Put the lines of the entries, from the line that contains "Patent image size: (791, 503)." through the last line of the entries, both included, into a JSON list of strings with one string per line and blank lines omitted.

- [Source data]:
BEGIN

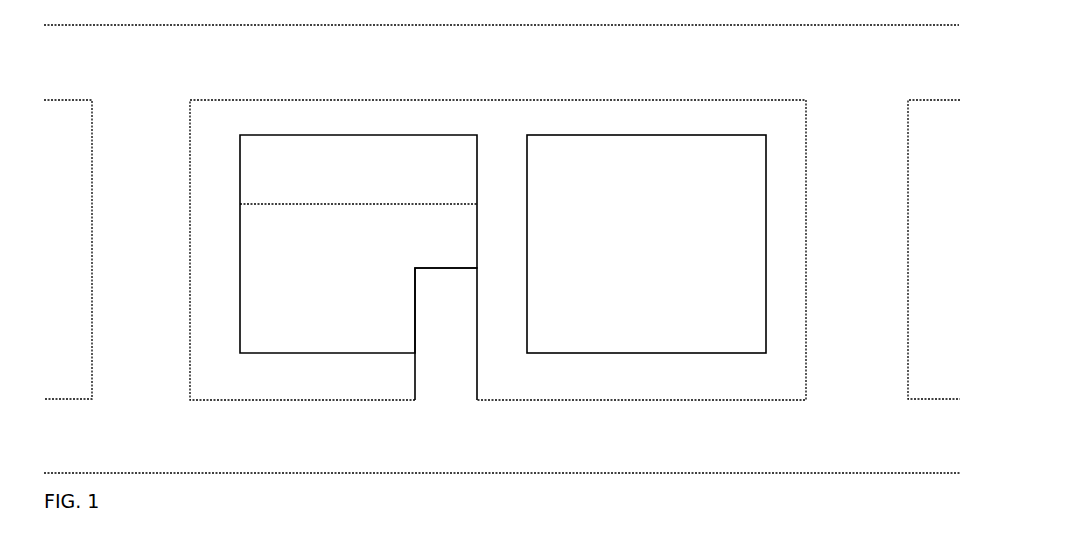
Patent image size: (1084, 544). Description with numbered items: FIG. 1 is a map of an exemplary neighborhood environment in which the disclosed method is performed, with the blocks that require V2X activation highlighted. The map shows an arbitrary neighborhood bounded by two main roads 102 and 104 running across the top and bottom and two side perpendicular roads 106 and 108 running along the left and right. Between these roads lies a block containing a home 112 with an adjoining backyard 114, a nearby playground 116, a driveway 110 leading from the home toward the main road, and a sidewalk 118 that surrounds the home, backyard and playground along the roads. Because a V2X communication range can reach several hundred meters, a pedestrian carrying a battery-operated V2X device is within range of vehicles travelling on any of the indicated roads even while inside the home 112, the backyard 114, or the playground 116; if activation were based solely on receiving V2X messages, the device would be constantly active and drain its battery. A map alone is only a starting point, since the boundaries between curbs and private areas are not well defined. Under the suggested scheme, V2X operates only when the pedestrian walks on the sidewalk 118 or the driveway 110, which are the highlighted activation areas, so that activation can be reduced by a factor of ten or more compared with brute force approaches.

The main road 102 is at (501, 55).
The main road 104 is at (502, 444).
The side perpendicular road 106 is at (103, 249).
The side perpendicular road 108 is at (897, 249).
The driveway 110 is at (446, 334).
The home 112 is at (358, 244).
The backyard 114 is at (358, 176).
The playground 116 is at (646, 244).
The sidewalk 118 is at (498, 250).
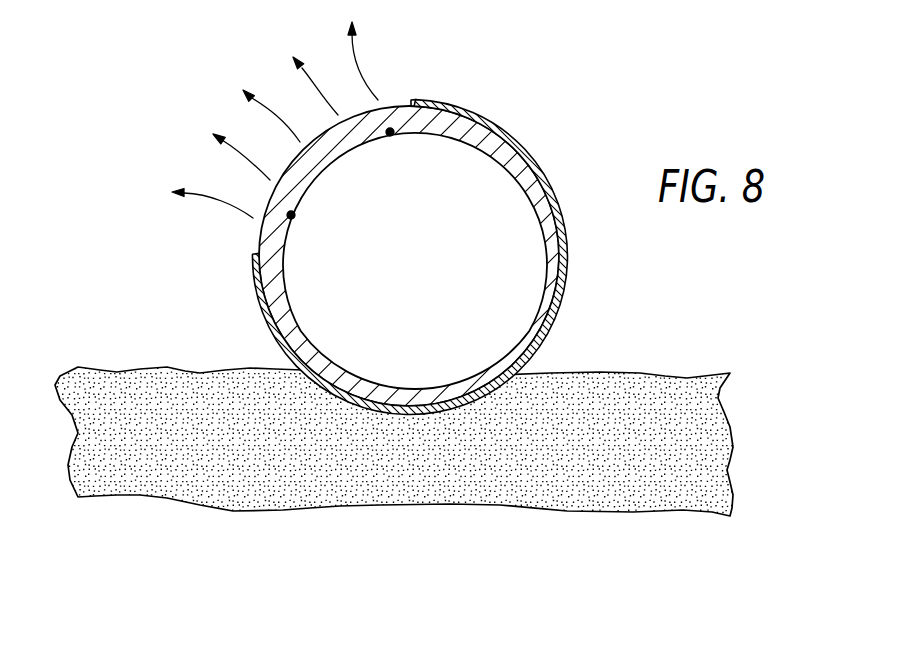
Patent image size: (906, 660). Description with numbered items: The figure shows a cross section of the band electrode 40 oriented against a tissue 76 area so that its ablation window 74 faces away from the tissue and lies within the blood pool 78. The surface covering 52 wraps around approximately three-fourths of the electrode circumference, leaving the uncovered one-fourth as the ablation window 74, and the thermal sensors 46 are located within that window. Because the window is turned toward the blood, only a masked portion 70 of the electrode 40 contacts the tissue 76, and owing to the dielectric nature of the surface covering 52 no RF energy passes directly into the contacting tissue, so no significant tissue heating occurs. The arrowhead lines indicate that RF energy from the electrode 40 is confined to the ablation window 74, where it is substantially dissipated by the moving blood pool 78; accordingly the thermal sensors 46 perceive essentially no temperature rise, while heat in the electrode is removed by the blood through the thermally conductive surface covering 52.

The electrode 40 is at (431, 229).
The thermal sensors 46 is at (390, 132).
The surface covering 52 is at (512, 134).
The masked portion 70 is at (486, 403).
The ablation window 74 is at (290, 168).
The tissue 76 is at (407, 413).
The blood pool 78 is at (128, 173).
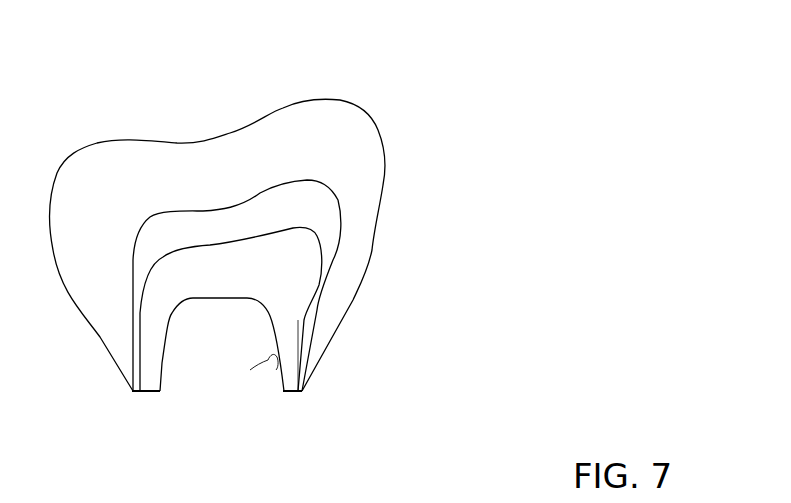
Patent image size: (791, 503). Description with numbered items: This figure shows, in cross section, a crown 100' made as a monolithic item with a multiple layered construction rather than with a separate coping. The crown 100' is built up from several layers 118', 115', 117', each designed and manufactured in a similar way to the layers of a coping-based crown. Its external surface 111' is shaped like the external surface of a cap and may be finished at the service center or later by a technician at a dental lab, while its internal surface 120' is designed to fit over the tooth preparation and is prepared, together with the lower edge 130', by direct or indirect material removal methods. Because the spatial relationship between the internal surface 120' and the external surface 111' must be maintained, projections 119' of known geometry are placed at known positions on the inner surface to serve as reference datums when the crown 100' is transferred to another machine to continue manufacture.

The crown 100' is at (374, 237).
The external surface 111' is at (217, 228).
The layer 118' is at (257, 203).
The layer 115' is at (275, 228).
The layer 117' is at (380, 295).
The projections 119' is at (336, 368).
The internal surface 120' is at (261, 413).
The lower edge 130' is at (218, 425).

END

- [Exercise output]:
[
  "Patent image size: (791, 503). Description with numbered items: This figure shows, in cross section, a crown 100' made as a monolithic item with a multiple layered construction rather than with a separate coping. The crown 100' is built up from several layers 118', 115', 117', each designed and manufactured in a similar way to the layers of a coping-based crown. Its external surface 111' is shaped like the external surface of a cap and may be finished at the service center or later by a technician at a dental lab, while its internal surface 120' is designed to fit over the tooth preparation and is prepared, together with the lower edge 130', by direct or indirect material removal methods. Because the spatial relationship between the internal surface 120' and the external surface 111' must be maintained, projections 119' of known geometry are placed at known positions on the inner surface to serve as reference datums when the crown 100' is transferred to another machine to continue manufacture.",
  "The crown 100' is at (374, 237).",
  "The external surface 111' is at (217, 228).",
  "The layer 118' is at (257, 203).",
  "The layer 115' is at (275, 228).",
  "The layer 117' is at (380, 295).",
  "The projections 119' is at (336, 368).",
  "The internal surface 120' is at (261, 413).",
  "The lower edge 130' is at (218, 425)."
]